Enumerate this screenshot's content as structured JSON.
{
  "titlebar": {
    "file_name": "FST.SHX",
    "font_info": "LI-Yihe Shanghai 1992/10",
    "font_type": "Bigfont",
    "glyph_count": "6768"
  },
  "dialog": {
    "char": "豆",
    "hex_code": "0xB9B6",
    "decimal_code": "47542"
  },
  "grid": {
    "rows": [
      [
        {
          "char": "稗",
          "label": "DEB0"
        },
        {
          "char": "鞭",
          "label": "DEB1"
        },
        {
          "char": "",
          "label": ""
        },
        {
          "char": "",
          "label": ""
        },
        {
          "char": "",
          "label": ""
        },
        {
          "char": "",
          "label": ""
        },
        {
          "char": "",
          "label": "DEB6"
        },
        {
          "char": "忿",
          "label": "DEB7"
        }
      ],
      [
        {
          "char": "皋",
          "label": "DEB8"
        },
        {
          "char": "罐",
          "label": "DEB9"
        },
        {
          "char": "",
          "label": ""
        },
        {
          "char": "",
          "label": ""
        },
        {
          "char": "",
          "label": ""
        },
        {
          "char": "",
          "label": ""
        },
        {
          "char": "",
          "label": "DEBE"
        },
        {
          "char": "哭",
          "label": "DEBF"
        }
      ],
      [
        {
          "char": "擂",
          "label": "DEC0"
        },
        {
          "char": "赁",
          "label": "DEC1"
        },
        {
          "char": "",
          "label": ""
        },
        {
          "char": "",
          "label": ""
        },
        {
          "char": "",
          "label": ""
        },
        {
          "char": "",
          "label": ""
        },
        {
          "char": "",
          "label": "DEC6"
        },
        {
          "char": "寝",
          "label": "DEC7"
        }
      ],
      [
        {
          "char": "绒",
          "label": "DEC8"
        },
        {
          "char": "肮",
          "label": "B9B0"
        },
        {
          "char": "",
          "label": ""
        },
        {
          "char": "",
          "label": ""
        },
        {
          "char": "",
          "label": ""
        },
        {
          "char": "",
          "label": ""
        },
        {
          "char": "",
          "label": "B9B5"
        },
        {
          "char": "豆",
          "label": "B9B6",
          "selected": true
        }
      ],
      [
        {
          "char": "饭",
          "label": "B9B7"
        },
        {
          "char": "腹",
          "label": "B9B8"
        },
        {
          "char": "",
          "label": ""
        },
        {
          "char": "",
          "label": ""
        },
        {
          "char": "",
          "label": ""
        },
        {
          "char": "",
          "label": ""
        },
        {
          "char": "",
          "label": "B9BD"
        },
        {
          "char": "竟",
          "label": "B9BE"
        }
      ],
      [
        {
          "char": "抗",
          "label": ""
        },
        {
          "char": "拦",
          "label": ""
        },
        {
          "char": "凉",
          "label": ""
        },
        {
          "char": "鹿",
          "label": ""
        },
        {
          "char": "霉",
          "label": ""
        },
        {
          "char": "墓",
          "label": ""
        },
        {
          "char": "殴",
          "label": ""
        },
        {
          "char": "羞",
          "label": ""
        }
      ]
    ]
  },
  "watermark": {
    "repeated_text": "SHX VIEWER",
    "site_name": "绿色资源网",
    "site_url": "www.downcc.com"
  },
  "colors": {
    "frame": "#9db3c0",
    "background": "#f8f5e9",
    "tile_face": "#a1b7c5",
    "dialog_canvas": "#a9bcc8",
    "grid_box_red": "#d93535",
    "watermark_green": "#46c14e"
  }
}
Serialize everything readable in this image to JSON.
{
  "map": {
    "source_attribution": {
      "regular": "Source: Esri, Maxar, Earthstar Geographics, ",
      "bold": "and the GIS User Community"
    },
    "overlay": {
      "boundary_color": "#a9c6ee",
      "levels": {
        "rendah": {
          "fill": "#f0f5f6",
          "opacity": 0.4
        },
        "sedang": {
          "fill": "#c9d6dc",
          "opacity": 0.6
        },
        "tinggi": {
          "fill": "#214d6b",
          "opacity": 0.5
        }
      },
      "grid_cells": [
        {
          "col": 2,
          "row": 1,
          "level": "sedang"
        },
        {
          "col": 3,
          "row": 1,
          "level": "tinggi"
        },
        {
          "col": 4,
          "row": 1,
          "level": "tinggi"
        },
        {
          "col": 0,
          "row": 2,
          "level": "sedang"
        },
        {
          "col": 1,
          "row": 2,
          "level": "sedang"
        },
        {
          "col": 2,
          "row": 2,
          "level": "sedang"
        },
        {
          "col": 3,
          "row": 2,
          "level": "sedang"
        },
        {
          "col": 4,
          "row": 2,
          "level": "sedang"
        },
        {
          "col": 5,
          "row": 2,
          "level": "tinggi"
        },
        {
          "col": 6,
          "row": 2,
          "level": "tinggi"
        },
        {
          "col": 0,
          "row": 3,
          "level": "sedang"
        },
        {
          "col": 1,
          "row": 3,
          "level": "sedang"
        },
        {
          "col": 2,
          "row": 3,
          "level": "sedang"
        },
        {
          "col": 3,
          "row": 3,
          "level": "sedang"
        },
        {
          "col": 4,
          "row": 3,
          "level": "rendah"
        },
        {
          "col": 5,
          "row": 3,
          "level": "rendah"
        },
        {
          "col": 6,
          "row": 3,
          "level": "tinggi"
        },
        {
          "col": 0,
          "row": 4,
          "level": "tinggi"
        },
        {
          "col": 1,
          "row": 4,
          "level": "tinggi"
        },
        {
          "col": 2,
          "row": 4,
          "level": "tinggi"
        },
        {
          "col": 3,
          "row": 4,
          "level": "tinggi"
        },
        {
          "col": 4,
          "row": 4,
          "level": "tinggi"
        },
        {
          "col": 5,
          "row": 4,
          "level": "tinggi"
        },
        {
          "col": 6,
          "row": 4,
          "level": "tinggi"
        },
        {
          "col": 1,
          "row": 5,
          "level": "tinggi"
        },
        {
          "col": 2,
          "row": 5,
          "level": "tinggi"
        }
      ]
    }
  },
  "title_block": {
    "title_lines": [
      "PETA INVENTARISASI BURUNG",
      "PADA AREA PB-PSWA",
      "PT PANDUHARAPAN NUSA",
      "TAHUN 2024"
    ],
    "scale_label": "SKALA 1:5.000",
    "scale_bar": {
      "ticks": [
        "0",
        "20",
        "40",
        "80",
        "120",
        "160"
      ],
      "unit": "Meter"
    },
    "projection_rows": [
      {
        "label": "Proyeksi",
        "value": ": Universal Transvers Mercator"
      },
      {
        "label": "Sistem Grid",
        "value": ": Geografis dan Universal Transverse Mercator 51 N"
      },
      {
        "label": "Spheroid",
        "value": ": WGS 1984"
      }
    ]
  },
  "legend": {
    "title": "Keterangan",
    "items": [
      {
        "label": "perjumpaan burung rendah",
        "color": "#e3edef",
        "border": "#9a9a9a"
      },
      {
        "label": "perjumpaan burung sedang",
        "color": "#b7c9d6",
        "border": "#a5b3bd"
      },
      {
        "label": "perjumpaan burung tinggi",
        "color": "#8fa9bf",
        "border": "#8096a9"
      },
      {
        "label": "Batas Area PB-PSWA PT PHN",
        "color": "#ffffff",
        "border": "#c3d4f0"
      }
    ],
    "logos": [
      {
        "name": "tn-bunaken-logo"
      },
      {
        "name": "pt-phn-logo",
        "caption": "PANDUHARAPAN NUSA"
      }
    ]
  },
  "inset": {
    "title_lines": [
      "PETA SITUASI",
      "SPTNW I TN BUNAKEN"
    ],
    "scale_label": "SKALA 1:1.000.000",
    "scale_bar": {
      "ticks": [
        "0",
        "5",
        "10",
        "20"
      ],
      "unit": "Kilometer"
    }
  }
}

================================

SHORT EXERCISE
Return the entries in full, keeping every line exactly as it is.

SOLUTION BELOW
Enumerate this screenshot's content as structured JSON.
{
  "titlebar": {
    "file_name": "FST.SHX",
    "font_info": "LI-Yihe Shanghai 1992/10",
    "font_type": "Bigfont",
    "glyph_count": "6768"
  },
  "dialog": {
    "char": "豆",
    "hex_code": "0xB9B6",
    "decimal_code": "47542"
  },
  "grid": {
    "rows": [
      [
        {
          "char": "稗",
          "label": "DEB0"
        },
        {
          "char": "鞭",
          "label": "DEB1"
        },
        {
          "char": "",
          "label": ""
        },
        {
          "char": "",
          "label": ""
        },
        {
          "char": "",
          "label": ""
        },
        {
          "char": "",
          "label": ""
        },
        {
          "char": "",
          "label": "DEB6"
        },
        {
          "char": "忿",
          "label": "DEB7"
        }
      ],
      [
        {
          "char": "皋",
          "label": "DEB8"
        },
        {
          "char": "罐",
          "label": "DEB9"
        },
        {
          "char": "",
          "label": ""
        },
        {
          "char": "",
          "label": ""
        },
        {
          "char": "",
          "label": ""
        },
        {
          "char": "",
          "label": ""
        },
        {
          "char": "",
          "label": "DEBE"
        },
        {
          "char": "哭",
          "label": "DEBF"
        }
      ],
      [
        {
          "char": "擂",
          "label": "DEC0"
        },
        {
          "char": "赁",
          "label": "DEC1"
        },
        {
          "char": "",
          "label": ""
        },
        {
          "char": "",
          "label": ""
        },
        {
          "char": "",
          "label": ""
        },
        {
          "char": "",
          "label": ""
        },
        {
          "char": "",
          "label": "DEC6"
        },
        {
          "char": "寝",
          "label": "DEC7"
        }
      ],
      [
        {
          "char": "绒",
          "label": "DEC8"
        },
        {
          "char": "肮",
          "label": "B9B0"
        },
        {
          "char": "",
          "label": ""
        },
        {
          "char": "",
          "label": ""
        },
        {
          "char": "",
          "label": ""
        },
        {
          "char": "",
          "label": ""
        },
        {
          "char": "",
          "label": "B9B5"
        },
        {
          "char": "豆",
          "label": "B9B6",
          "selected": true
        }
      ],
      [
        {
          "char": "饭",
          "label": "B9B7"
        },
        {
          "char": "腹",
          "label": "B9B8"
        },
        {
          "char": "",
          "label": ""
        },
        {
          "char": "",
          "label": ""
        },
        {
          "char": "",
          "label": ""
        },
        {
          "char": "",
          "label": ""
        },
        {
          "char": "",
          "label": "B9BD"
        },
        {
          "char": "竟",
          "label": "B9BE"
        }
      ],
      [
        {
          "char": "抗",
          "label": ""
        },
        {
          "char": "拦",
          "label": ""
        },
        {
          "char": "凉",
          "label": ""
        },
        {
          "char": "鹿",
          "label": ""
        },
        {
          "char": "霉",
          "label": ""
        },
        {
          "char": "墓",
          "label": ""
        },
        {
          "char": "殴",
          "label": ""
        },
        {
          "char": "羞",
          "label": ""
        }
      ]
    ]
  },
  "watermark": {
    "repeated_text": "SHX VIEWER",
    "site_name": "绿色资源网",
    "site_url": "www.downcc.com"
  },
  "colors": {
    "frame": "#9db3c0",
    "background": "#f8f5e9",
    "tile_face": "#a1b7c5",
    "dialog_canvas": "#a9bcc8",
    "grid_box_red": "#d93535",
    "watermark_green": "#46c14e"
  }
}
Serialize everything readable in this image to JSON.
{
  "map": {
    "source_attribution": {
      "regular": "Source: Esri, Maxar, Earthstar Geographics, ",
      "bold": "and the GIS User Community"
    },
    "overlay": {
      "boundary_color": "#a9c6ee",
      "levels": {
        "rendah": {
          "fill": "#f0f5f6",
          "opacity": 0.4
        },
        "sedang": {
          "fill": "#c9d6dc",
          "opacity": 0.6
        },
        "tinggi": {
          "fill": "#214d6b",
          "opacity": 0.5
        }
      },
      "grid_cells": [
        {
          "col": 2,
          "row": 1,
          "level": "sedang"
        },
        {
          "col": 3,
          "row": 1,
          "level": "tinggi"
        },
        {
          "col": 4,
          "row": 1,
          "level": "tinggi"
        },
        {
          "col": 0,
          "row": 2,
          "level": "sedang"
        },
        {
          "col": 1,
          "row": 2,
          "level": "sedang"
        },
        {
          "col": 2,
          "row": 2,
          "level": "sedang"
        },
        {
          "col": 3,
          "row": 2,
          "level": "sedang"
        },
        {
          "col": 4,
          "row": 2,
          "level": "sedang"
        },
        {
          "col": 5,
          "row": 2,
          "level": "tinggi"
        },
        {
          "col": 6,
          "row": 2,
          "level": "tinggi"
        },
        {
          "col": 0,
          "row": 3,
          "level": "sedang"
        },
        {
          "col": 1,
          "row": 3,
          "level": "sedang"
        },
        {
          "col": 2,
          "row": 3,
          "level": "sedang"
        },
        {
          "col": 3,
          "row": 3,
          "level": "sedang"
        },
        {
          "col": 4,
          "row": 3,
          "level": "rendah"
        },
        {
          "col": 5,
          "row": 3,
          "level": "rendah"
        },
        {
          "col": 6,
          "row": 3,
          "level": "tinggi"
        },
        {
          "col": 0,
          "row": 4,
          "level": "tinggi"
        },
        {
          "col": 1,
          "row": 4,
          "level": "tinggi"
        },
        {
          "col": 2,
          "row": 4,
          "level": "tinggi"
        },
        {
          "col": 3,
          "row": 4,
          "level": "tinggi"
        },
        {
          "col": 4,
          "row": 4,
          "level": "tinggi"
        },
        {
          "col": 5,
          "row": 4,
          "level": "tinggi"
        },
        {
          "col": 6,
          "row": 4,
          "level": "tinggi"
        },
        {
          "col": 1,
          "row": 5,
          "level": "tinggi"
        },
        {
          "col": 2,
          "row": 5,
          "level": "tinggi"
        }
      ]
    }
  },
  "title_block": {
    "title_lines": [
      "PETA INVENTARISASI BURUNG",
      "PADA AREA PB-PSWA",
      "PT PANDUHARAPAN NUSA",
      "TAHUN 2024"
    ],
    "scale_label": "SKALA 1:5.000",
    "scale_bar": {
      "ticks": [
        "0",
        "20",
        "40",
        "80",
        "120",
        "160"
      ],
      "unit": "Meter"
    },
    "projection_rows": [
      {
        "label": "Proyeksi",
        "value": ": Universal Transvers Mercator"
      },
      {
        "label": "Sistem Grid",
        "value": ": Geografis dan Universal Transverse Mercator 51 N"
      },
      {
        "label": "Spheroid",
        "value": ": WGS 1984"
      }
    ]
  },
  "legend": {
    "title": "Keterangan",
    "items": [
      {
        "label": "perjumpaan burung rendah",
        "color": "#e3edef",
        "border": "#9a9a9a"
      },
      {
        "label": "perjumpaan burung sedang",
        "color": "#b7c9d6",
        "border": "#a5b3bd"
      },
      {
        "label": "perjumpaan burung tinggi",
        "color": "#8fa9bf",
        "border": "#8096a9"
      },
      {
        "label": "Batas Area PB-PSWA PT PHN",
        "color": "#ffffff",
        "border": "#c3d4f0"
      }
    ],
    "logos": [
      {
        "name": "tn-bunaken-logo"
      },
      {
        "name": "pt-phn-logo",
        "caption": "PANDUHARAPAN NUSA"
      }
    ]
  },
  "inset": {
    "title_lines": [
      "PETA SITUASI",
      "SPTNW I TN BUNAKEN"
    ],
    "scale_label": "SKALA 1:1.000.000",
    "scale_bar": {
      "ticks": [
        "0",
        "5",
        "10",
        "20"
      ],
      "unit": "Kilometer"
    }
  }
}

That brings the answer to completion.